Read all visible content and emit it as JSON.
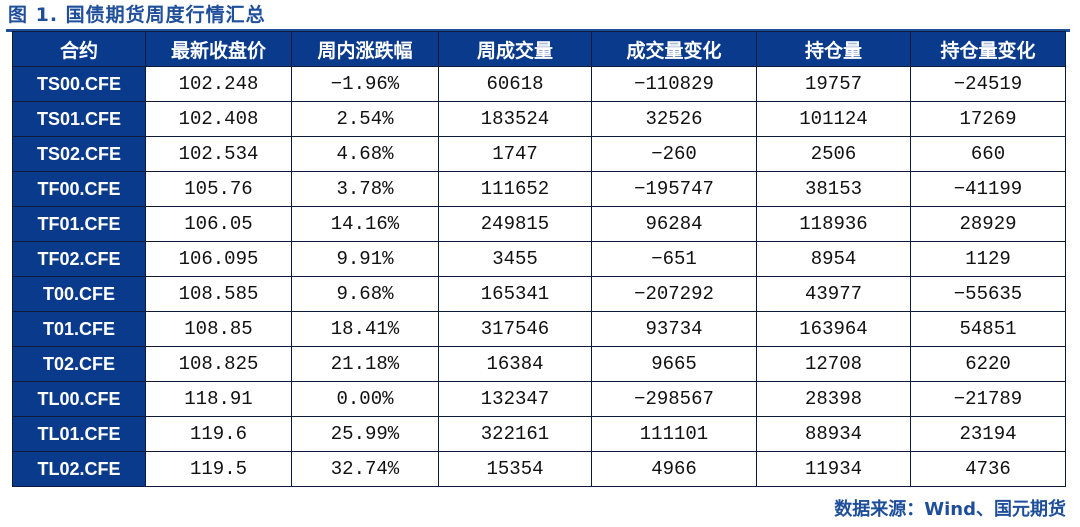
{
  "figure_title": "图 1. 国债期货周度行情汇总",
  "table": {
    "headers": [
      "合约",
      "最新收盘价",
      "周内涨跌幅",
      "周成交量",
      "成交量变化",
      "持仓量",
      "持仓量变化"
    ],
    "rows": [
      [
        "TS00.CFE",
        "102.248",
        "−1.96%",
        "60618",
        "−110829",
        "19757",
        "−24519"
      ],
      [
        "TS01.CFE",
        "102.408",
        "2.54%",
        "183524",
        "32526",
        "101124",
        "17269"
      ],
      [
        "TS02.CFE",
        "102.534",
        "4.68%",
        "1747",
        "−260",
        "2506",
        "660"
      ],
      [
        "TF00.CFE",
        "105.76",
        "3.78%",
        "111652",
        "−195747",
        "38153",
        "−41199"
      ],
      [
        "TF01.CFE",
        "106.05",
        "14.16%",
        "249815",
        "96284",
        "118936",
        "28929"
      ],
      [
        "TF02.CFE",
        "106.095",
        "9.91%",
        "3455",
        "−651",
        "8954",
        "1129"
      ],
      [
        "T00.CFE",
        "108.585",
        "9.68%",
        "165341",
        "−207292",
        "43977",
        "−55635"
      ],
      [
        "T01.CFE",
        "108.85",
        "18.41%",
        "317546",
        "93734",
        "163964",
        "54851"
      ],
      [
        "T02.CFE",
        "108.825",
        "21.18%",
        "16384",
        "9665",
        "12708",
        "6220"
      ],
      [
        "TL00.CFE",
        "118.91",
        "0.00%",
        "132347",
        "−298567",
        "28398",
        "−21789"
      ],
      [
        "TL01.CFE",
        "119.6",
        "25.99%",
        "322161",
        "111101",
        "88934",
        "23194"
      ],
      [
        "TL02.CFE",
        "119.5",
        "32.74%",
        "15354",
        "4966",
        "11934",
        "4736"
      ]
    ]
  },
  "source": "数据来源：Wind、国元期货",
  "colors": {
    "header_bg": "#0a3a8c",
    "accent": "#1f4e9a",
    "border": "#0d1b3a"
  }
}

========================================

* [WHAT YOU NEED TO DO]:
Reproduce the full listing faithfully, but do not carry over any pictures.

* [REPLY]:
Read all visible content and emit it as JSON.
{
  "figure_title": "图 1. 国债期货周度行情汇总",
  "table": {
    "headers": [
      "合约",
      "最新收盘价",
      "周内涨跌幅",
      "周成交量",
      "成交量变化",
      "持仓量",
      "持仓量变化"
    ],
    "rows": [
      [
        "TS00.CFE",
        "102.248",
        "−1.96%",
        "60618",
        "−110829",
        "19757",
        "−24519"
      ],
      [
        "TS01.CFE",
        "102.408",
        "2.54%",
        "183524",
        "32526",
        "101124",
        "17269"
      ],
      [
        "TS02.CFE",
        "102.534",
        "4.68%",
        "1747",
        "−260",
        "2506",
        "660"
      ],
      [
        "TF00.CFE",
        "105.76",
        "3.78%",
        "111652",
        "−195747",
        "38153",
        "−41199"
      ],
      [
        "TF01.CFE",
        "106.05",
        "14.16%",
        "249815",
        "96284",
        "118936",
        "28929"
      ],
      [
        "TF02.CFE",
        "106.095",
        "9.91%",
        "3455",
        "−651",
        "8954",
        "1129"
      ],
      [
        "T00.CFE",
        "108.585",
        "9.68%",
        "165341",
        "−207292",
        "43977",
        "−55635"
      ],
      [
        "T01.CFE",
        "108.85",
        "18.41%",
        "317546",
        "93734",
        "163964",
        "54851"
      ],
      [
        "T02.CFE",
        "108.825",
        "21.18%",
        "16384",
        "9665",
        "12708",
        "6220"
      ],
      [
        "TL00.CFE",
        "118.91",
        "0.00%",
        "132347",
        "−298567",
        "28398",
        "−21789"
      ],
      [
        "TL01.CFE",
        "119.6",
        "25.99%",
        "322161",
        "111101",
        "88934",
        "23194"
      ],
      [
        "TL02.CFE",
        "119.5",
        "32.74%",
        "15354",
        "4966",
        "11934",
        "4736"
      ]
    ]
  },
  "source": "数据来源：Wind、国元期货",
  "colors": {
    "header_bg": "#0a3a8c",
    "accent": "#1f4e9a",
    "border": "#0d1b3a"
  }
}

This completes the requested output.